<<<<
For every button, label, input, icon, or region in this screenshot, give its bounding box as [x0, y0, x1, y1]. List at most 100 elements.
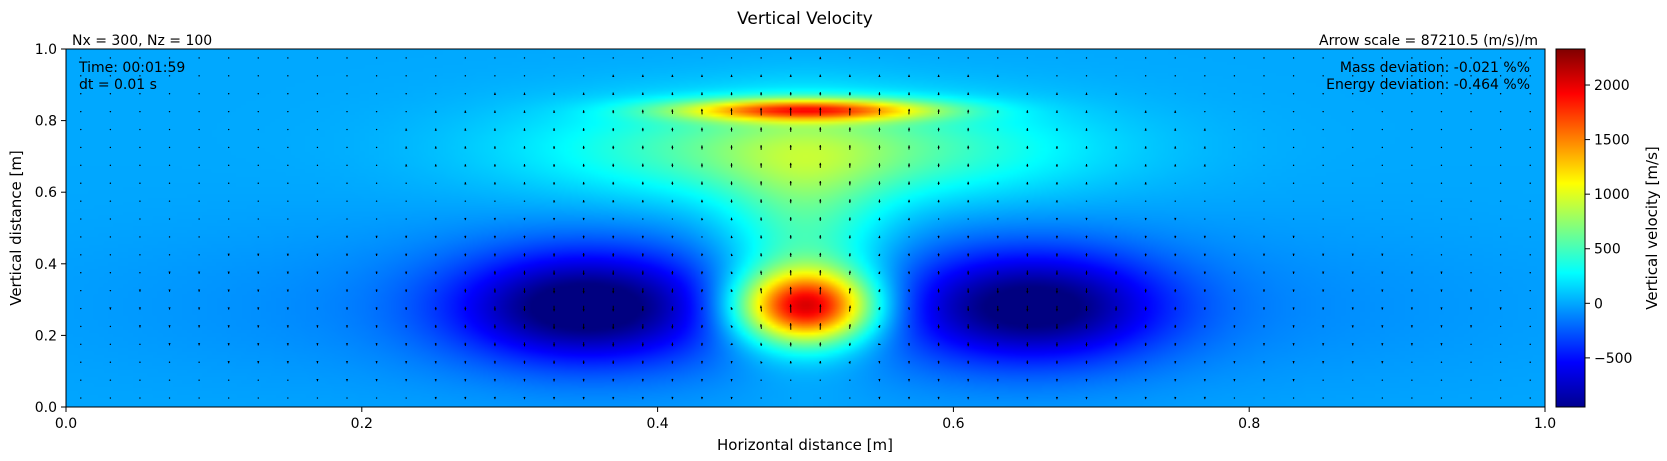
quiver-arrow-head: [552, 272, 556, 275]
quiver-arrow-head: [464, 217, 467, 221]
colorbar-tick-label: 0: [1594, 296, 1603, 312]
quiver-arrow: [227, 182, 230, 184]
quiver-arrow-head: [582, 291, 585, 294]
quiver-arrow-head: [907, 181, 911, 184]
quiver-arrow-head: [1499, 307, 1502, 310]
quiver-arrow: [316, 93, 319, 95]
quiver-arrow-head: [552, 309, 556, 312]
quiver-arrow-head: [434, 325, 437, 329]
quiver-arrow: [671, 218, 674, 220]
x-tick-label: 0.6: [942, 416, 964, 432]
quiver-arrow-head: [878, 181, 881, 184]
quiver-arrow-head: [493, 272, 497, 275]
quiver-arrow: [109, 128, 112, 131]
colorbar-tick-label: 500: [1594, 242, 1621, 258]
quiver-arrow-head: [671, 290, 674, 293]
quiver-arrow-head: [1026, 272, 1029, 275]
quiver-arrow: [937, 218, 940, 220]
quiver-arrow-head: [464, 379, 467, 382]
quiver-arrow-head: [937, 235, 940, 239]
quiver-arrow: [1233, 218, 1236, 220]
quiver-arrow-head: [257, 343, 260, 346]
quiver-arrow: [1381, 93, 1384, 95]
quiver-arrow-head: [848, 145, 852, 148]
quiver-arrow: [1411, 110, 1413, 113]
quiver-arrow: [316, 57, 319, 59]
quiver-arrow: [553, 75, 555, 77]
quiver-arrow: [168, 128, 171, 131]
quiver-arrow: [405, 57, 407, 59]
quiver-arrow-head: [1381, 289, 1384, 292]
quiver-arrow-head: [1055, 396, 1059, 400]
quiver-arrow-head: [1233, 361, 1236, 364]
quiver-arrow-head: [878, 145, 881, 148]
quiver-arrow-head: [1262, 235, 1266, 239]
quiver-arrow-head: [700, 379, 704, 382]
quiver-arrow-head: [907, 127, 911, 130]
quiver-arrow: [1115, 200, 1117, 202]
quiver-arrow-head: [434, 271, 437, 275]
quiver-arrow-head: [1114, 396, 1118, 400]
quiver-arrow-head: [700, 396, 704, 400]
colorbar-tick-label: −500: [1594, 351, 1632, 367]
quiver-arrow: [1440, 254, 1443, 256]
quiver-arrow-head: [1233, 289, 1236, 292]
quiver-arrow: [1115, 57, 1117, 59]
quiver-arrow-head: [1203, 307, 1207, 310]
quiver-arrow: [139, 397, 141, 399]
quiver-arrow: [109, 254, 112, 256]
quiver-arrow-head: [1381, 361, 1384, 364]
quiver-arrow-head: [434, 379, 437, 382]
quiver-arrow-head: [1055, 344, 1059, 347]
quiver-arrow: [1529, 397, 1531, 399]
quiver-arrow-head: [967, 109, 970, 113]
quiver-arrow-head: [464, 128, 467, 131]
quiver-arrow-head: [582, 128, 585, 131]
quiver-arrow-head: [1085, 272, 1088, 275]
quiver-arrow: [139, 75, 141, 77]
quiver-arrow-head: [789, 180, 792, 184]
quiver-arrow: [1322, 182, 1324, 184]
quiver-arrow-head: [1233, 307, 1236, 310]
quiver-arrow-head: [1144, 128, 1147, 131]
quiver-arrow-head: [700, 74, 704, 77]
quiver-arrow-head: [523, 92, 526, 95]
quiver-arrow: [671, 57, 674, 59]
quiver-arrow: [1204, 200, 1206, 202]
quiver-arrow: [1292, 397, 1295, 399]
quiver-arrow-head: [552, 254, 556, 257]
quiver-arrow: [139, 128, 141, 131]
quiver-arrow-head: [1203, 379, 1207, 382]
quiver-arrow-head: [1174, 146, 1177, 149]
quiver-arrow: [1440, 93, 1443, 95]
quiver-arrow: [1411, 200, 1413, 202]
quiver-arrow: [1352, 93, 1354, 95]
quiver-arrow: [168, 182, 171, 184]
quiver-arrow: [287, 236, 289, 238]
quiver-arrow: [849, 57, 851, 59]
quiver-arrow: [1440, 379, 1443, 381]
quiver-arrow: [80, 75, 82, 77]
quiver-arrow-head: [1026, 309, 1029, 312]
quiver-arrow-head: [493, 235, 497, 239]
quiver-arrow-head: [1292, 235, 1295, 239]
quiver-arrow: [346, 397, 348, 399]
quiver-arrow: [1470, 397, 1472, 399]
quiver-arrow-head: [730, 74, 733, 77]
quiver-arrow: [435, 200, 437, 202]
quiver-arrow: [1322, 146, 1324, 149]
quiver-arrow: [1529, 218, 1531, 220]
quiver-arrow: [1174, 93, 1176, 95]
quiver-arrow-head: [523, 361, 526, 364]
quiver-arrow: [287, 397, 289, 399]
quiver-arrow: [257, 218, 259, 220]
quiver-arrow: [346, 200, 348, 202]
quiver-arrow-head: [819, 270, 822, 273]
quiver-arrow: [168, 200, 171, 202]
quiver-arrow: [198, 164, 200, 167]
quiver-arrow: [464, 200, 467, 202]
quiver-arrow-head: [1114, 361, 1118, 364]
quiver-arrow-head: [759, 162, 763, 166]
quiver-arrow-head: [967, 379, 970, 382]
quiver-arrow: [1529, 146, 1531, 149]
>>>>
Überführen Sie sämtliche Zeilen aller obigen Datensätze in eine JSON-Liste von Zeichenketten, je eine Zeichenkette pro Zeile und ohne Leerzeilen. Die Bilder lassen Sie dabei weg.

- **Lösung der Aufgabe**:
[
  "For every button, label, input, icon, or region in this screenshot, give its bounding box as [x0, y0, x1, y1]. List at most 100 elements.",
  "quiver-arrow-head: [552, 272, 556, 275]",
  "quiver-arrow-head: [464, 217, 467, 221]",
  "colorbar-tick-label: 0: [1594, 296, 1603, 312]",
  "quiver-arrow: [227, 182, 230, 184]",
  "quiver-arrow-head: [582, 291, 585, 294]",
  "quiver-arrow-head: [907, 181, 911, 184]",
  "quiver-arrow-head: [1499, 307, 1502, 310]",
  "quiver-arrow: [316, 93, 319, 95]",
  "quiver-arrow-head: [552, 309, 556, 312]",
  "quiver-arrow-head: [434, 325, 437, 329]",
  "quiver-arrow: [671, 218, 674, 220]",
  "x-tick-label: 0.6: [942, 416, 964, 432]",
  "quiver-arrow-head: [878, 181, 881, 184]",
  "quiver-arrow-head: [493, 272, 497, 275]",
  "quiver-arrow: [109, 128, 112, 131]",
  "colorbar-tick-label: 500: [1594, 242, 1621, 258]",
  "quiver-arrow-head: [671, 290, 674, 293]",
  "quiver-arrow-head: [1026, 272, 1029, 275]",
  "quiver-arrow: [937, 218, 940, 220]",
  "quiver-arrow-head: [464, 379, 467, 382]",
  "quiver-arrow-head: [937, 235, 940, 239]",
  "quiver-arrow: [1233, 218, 1236, 220]",
  "quiver-arrow-head: [257, 343, 260, 346]",
  "quiver-arrow: [1381, 93, 1384, 95]",
  "quiver-arrow-head: [848, 145, 852, 148]",
  "quiver-arrow: [1411, 110, 1413, 113]",
  "quiver-arrow: [316, 57, 319, 59]",
  "quiver-arrow: [553, 75, 555, 77]",
  "quiver-arrow: [168, 128, 171, 131]",
  "quiver-arrow: [405, 57, 407, 59]",
  "quiver-arrow-head: [1381, 289, 1384, 292]",
  "quiver-arrow-head: [1055, 396, 1059, 400]",
  "quiver-arrow-head: [1233, 361, 1236, 364]",
  "quiver-arrow-head: [878, 145, 881, 148]",
  "quiver-arrow-head: [1262, 235, 1266, 239]",
  "quiver-arrow-head: [700, 379, 704, 382]",
  "quiver-arrow-head: [907, 127, 911, 130]",
  "quiver-arrow: [1115, 200, 1117, 202]",
  "quiver-arrow-head: [434, 271, 437, 275]",
  "quiver-arrow-head: [1114, 396, 1118, 400]",
  "quiver-arrow-head: [700, 396, 704, 400]",
  "colorbar-tick-label: −500: [1594, 351, 1632, 367]",
  "quiver-arrow: [1440, 254, 1443, 256]",
  "quiver-arrow-head: [1233, 289, 1236, 292]",
  "quiver-arrow: [1115, 57, 1117, 59]",
  "quiver-arrow-head: [1203, 307, 1207, 310]",
  "quiver-arrow: [139, 397, 141, 399]",
  "quiver-arrow: [109, 254, 112, 256]",
  "quiver-arrow-head: [1381, 361, 1384, 364]",
  "quiver-arrow-head: [434, 379, 437, 382]",
  "quiver-arrow-head: [1055, 344, 1059, 347]",
  "quiver-arrow: [1529, 397, 1531, 399]",
  "quiver-arrow-head: [967, 109, 970, 113]",
  "quiver-arrow-head: [464, 128, 467, 131]",
  "quiver-arrow-head: [582, 128, 585, 131]",
  "quiver-arrow-head: [1085, 272, 1088, 275]",
  "quiver-arrow: [139, 75, 141, 77]",
  "quiver-arrow-head: [789, 180, 792, 184]",
  "quiver-arrow: [1322, 182, 1324, 184]",
  "quiver-arrow-head: [1233, 307, 1236, 310]",
  "quiver-arrow-head: [1144, 128, 1147, 131]",
  "quiver-arrow-head: [700, 74, 704, 77]",
  "quiver-arrow-head: [523, 92, 526, 95]",
  "quiver-arrow: [671, 57, 674, 59]",
  "quiver-arrow: [1204, 200, 1206, 202]",
  "quiver-arrow: [1292, 397, 1295, 399]",
  "quiver-arrow-head: [552, 254, 556, 257]",
  "quiver-arrow: [139, 128, 141, 131]",
  "quiver-arrow-head: [1203, 379, 1207, 382]",
  "quiver-arrow-head: [1174, 146, 1177, 149]",
  "quiver-arrow: [1440, 93, 1443, 95]",
  "quiver-arrow: [1411, 200, 1413, 202]",
  "quiver-arrow: [1352, 93, 1354, 95]",
  "quiver-arrow: [168, 182, 171, 184]",
  "quiver-arrow: [287, 236, 289, 238]",
  "quiver-arrow: [849, 57, 851, 59]",
  "quiver-arrow: [1440, 379, 1443, 381]",
  "quiver-arrow: [80, 75, 82, 77]",
  "quiver-arrow-head: [1026, 309, 1029, 312]",
  "quiver-arrow-head: [493, 235, 497, 239]",
  "quiver-arrow-head: [1292, 235, 1295, 239]",
  "quiver-arrow: [346, 397, 348, 399]",
  "quiver-arrow: [1470, 397, 1472, 399]",
  "quiver-arrow-head: [730, 74, 733, 77]",
  "quiver-arrow: [435, 200, 437, 202]",
  "quiver-arrow: [1322, 146, 1324, 149]",
  "quiver-arrow: [1529, 218, 1531, 220]",
  "quiver-arrow: [1174, 93, 1176, 95]",
  "quiver-arrow-head: [523, 361, 526, 364]",
  "quiver-arrow: [287, 397, 289, 399]",
  "quiver-arrow: [257, 218, 259, 220]",
  "quiver-arrow: [346, 200, 348, 202]",
  "quiver-arrow-head: [819, 270, 822, 273]",
  "quiver-arrow: [168, 200, 171, 202]",
  "quiver-arrow: [198, 164, 200, 167]",
  "quiver-arrow: [464, 200, 467, 202]",
  "quiver-arrow-head: [1114, 361, 1118, 364]",
  "quiver-arrow-head: [759, 162, 763, 166]",
  "quiver-arrow-head: [967, 379, 970, 382]",
  "quiver-arrow: [1529, 146, 1531, 149]"
]